═══ Stored rows

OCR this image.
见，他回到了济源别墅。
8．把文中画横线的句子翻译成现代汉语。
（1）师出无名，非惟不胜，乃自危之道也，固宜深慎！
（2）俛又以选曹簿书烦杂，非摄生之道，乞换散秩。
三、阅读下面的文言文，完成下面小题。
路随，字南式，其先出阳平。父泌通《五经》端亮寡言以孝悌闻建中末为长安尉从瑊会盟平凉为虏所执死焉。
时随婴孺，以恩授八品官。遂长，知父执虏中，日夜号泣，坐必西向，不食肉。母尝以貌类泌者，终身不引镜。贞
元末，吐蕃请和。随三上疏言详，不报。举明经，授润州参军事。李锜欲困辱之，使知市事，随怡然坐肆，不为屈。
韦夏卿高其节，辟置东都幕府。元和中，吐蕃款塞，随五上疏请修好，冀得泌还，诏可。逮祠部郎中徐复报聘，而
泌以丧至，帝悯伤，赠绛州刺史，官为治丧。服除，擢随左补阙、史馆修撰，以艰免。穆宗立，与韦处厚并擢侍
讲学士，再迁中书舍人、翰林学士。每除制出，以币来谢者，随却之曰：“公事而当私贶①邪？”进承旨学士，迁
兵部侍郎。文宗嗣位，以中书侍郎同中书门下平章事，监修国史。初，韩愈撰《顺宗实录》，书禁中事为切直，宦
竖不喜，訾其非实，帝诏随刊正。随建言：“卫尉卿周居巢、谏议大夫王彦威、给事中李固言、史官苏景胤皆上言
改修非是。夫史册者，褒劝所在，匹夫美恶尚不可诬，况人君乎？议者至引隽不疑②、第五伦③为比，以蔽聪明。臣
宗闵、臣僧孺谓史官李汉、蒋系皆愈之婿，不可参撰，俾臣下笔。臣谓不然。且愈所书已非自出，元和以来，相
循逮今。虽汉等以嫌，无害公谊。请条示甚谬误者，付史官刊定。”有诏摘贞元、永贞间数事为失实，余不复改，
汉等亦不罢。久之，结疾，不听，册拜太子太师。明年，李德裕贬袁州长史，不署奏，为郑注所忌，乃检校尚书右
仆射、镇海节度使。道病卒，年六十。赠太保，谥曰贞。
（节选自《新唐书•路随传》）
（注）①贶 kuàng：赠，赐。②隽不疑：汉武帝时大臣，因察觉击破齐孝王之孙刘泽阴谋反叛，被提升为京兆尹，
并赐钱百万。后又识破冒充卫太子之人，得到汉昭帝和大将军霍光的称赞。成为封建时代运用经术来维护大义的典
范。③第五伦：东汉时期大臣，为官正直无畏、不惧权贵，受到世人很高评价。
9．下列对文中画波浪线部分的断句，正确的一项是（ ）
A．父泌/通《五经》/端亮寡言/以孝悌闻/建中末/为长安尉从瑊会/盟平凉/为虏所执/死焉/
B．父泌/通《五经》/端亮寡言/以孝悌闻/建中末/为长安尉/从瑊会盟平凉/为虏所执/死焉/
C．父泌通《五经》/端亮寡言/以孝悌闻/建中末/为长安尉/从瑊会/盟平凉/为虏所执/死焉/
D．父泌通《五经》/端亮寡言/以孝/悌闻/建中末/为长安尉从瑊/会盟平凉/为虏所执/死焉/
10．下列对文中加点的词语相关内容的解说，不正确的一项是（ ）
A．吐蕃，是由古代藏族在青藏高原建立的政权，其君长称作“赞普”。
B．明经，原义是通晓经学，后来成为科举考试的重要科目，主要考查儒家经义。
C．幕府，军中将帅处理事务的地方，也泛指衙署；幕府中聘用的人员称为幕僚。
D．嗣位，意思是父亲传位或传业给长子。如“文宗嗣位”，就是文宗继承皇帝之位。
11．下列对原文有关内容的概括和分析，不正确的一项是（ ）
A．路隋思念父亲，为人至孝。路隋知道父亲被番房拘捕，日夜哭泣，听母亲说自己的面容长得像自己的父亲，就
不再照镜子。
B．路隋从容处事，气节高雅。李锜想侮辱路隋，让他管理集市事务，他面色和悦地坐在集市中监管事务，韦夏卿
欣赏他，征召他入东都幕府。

══════

What needs to be done:
Repeat each record exactly, leaving nothing out.

Completed task:
OCR this image.
见，他回到了济源别墅。
8．把文中画横线的句子翻译成现代汉语。
（1）师出无名，非惟不胜，乃自危之道也，固宜深慎！
（2）俛又以选曹簿书烦杂，非摄生之道，乞换散秩。
三、阅读下面的文言文，完成下面小题。
路随，字南式，其先出阳平。父泌通《五经》端亮寡言以孝悌闻建中末为长安尉从瑊会盟平凉为虏所执死焉。
时随婴孺，以恩授八品官。遂长，知父执虏中，日夜号泣，坐必西向，不食肉。母尝以貌类泌者，终身不引镜。贞
元末，吐蕃请和。随三上疏言详，不报。举明经，授润州参军事。李锜欲困辱之，使知市事，随怡然坐肆，不为屈。
韦夏卿高其节，辟置东都幕府。元和中，吐蕃款塞，随五上疏请修好，冀得泌还，诏可。逮祠部郎中徐复报聘，而
泌以丧至，帝悯伤，赠绛州刺史，官为治丧。服除，擢随左补阙、史馆修撰，以艰免。穆宗立，与韦处厚并擢侍
讲学士，再迁中书舍人、翰林学士。每除制出，以币来谢者，随却之曰：“公事而当私贶①邪？”进承旨学士，迁
兵部侍郎。文宗嗣位，以中书侍郎同中书门下平章事，监修国史。初，韩愈撰《顺宗实录》，书禁中事为切直，宦
竖不喜，訾其非实，帝诏随刊正。随建言：“卫尉卿周居巢、谏议大夫王彦威、给事中李固言、史官苏景胤皆上言
改修非是。夫史册者，褒劝所在，匹夫美恶尚不可诬，况人君乎？议者至引隽不疑②、第五伦③为比，以蔽聪明。臣
宗闵、臣僧孺谓史官李汉、蒋系皆愈之婿，不可参撰，俾臣下笔。臣谓不然。且愈所书已非自出，元和以来，相
循逮今。虽汉等以嫌，无害公谊。请条示甚谬误者，付史官刊定。”有诏摘贞元、永贞间数事为失实，余不复改，
汉等亦不罢。久之，结疾，不听，册拜太子太师。明年，李德裕贬袁州长史，不署奏，为郑注所忌，乃检校尚书右
仆射、镇海节度使。道病卒，年六十。赠太保，谥曰贞。
（节选自《新唐书•路随传》）
（注）①贶 kuàng：赠，赐。②隽不疑：汉武帝时大臣，因察觉击破齐孝王之孙刘泽阴谋反叛，被提升为京兆尹，
并赐钱百万。后又识破冒充卫太子之人，得到汉昭帝和大将军霍光的称赞。成为封建时代运用经术来维护大义的典
范。③第五伦：东汉时期大臣，为官正直无畏、不惧权贵，受到世人很高评价。
9．下列对文中画波浪线部分的断句，正确的一项是（ ）
A．父泌/通《五经》/端亮寡言/以孝悌闻/建中末/为长安尉从瑊会/盟平凉/为虏所执/死焉/
B．父泌/通《五经》/端亮寡言/以孝悌闻/建中末/为长安尉/从瑊会盟平凉/为虏所执/死焉/
C．父泌通《五经》/端亮寡言/以孝悌闻/建中末/为长安尉/从瑊会/盟平凉/为虏所执/死焉/
D．父泌通《五经》/端亮寡言/以孝/悌闻/建中末/为长安尉从瑊/会盟平凉/为虏所执/死焉/
10．下列对文中加点的词语相关内容的解说，不正确的一项是（ ）
A．吐蕃，是由古代藏族在青藏高原建立的政权，其君长称作“赞普”。
B．明经，原义是通晓经学，后来成为科举考试的重要科目，主要考查儒家经义。
C．幕府，军中将帅处理事务的地方，也泛指衙署；幕府中聘用的人员称为幕僚。
D．嗣位，意思是父亲传位或传业给长子。如“文宗嗣位”，就是文宗继承皇帝之位。
11．下列对原文有关内容的概括和分析，不正确的一项是（ ）
A．路隋思念父亲，为人至孝。路隋知道父亲被番房拘捕，日夜哭泣，听母亲说自己的面容长得像自己的父亲，就
不再照镜子。
B．路隋从容处事，气节高雅。李锜想侮辱路隋，让他管理集市事务，他面色和悦地坐在集市中监管事务，韦夏卿
欣赏他，征召他入东都幕府。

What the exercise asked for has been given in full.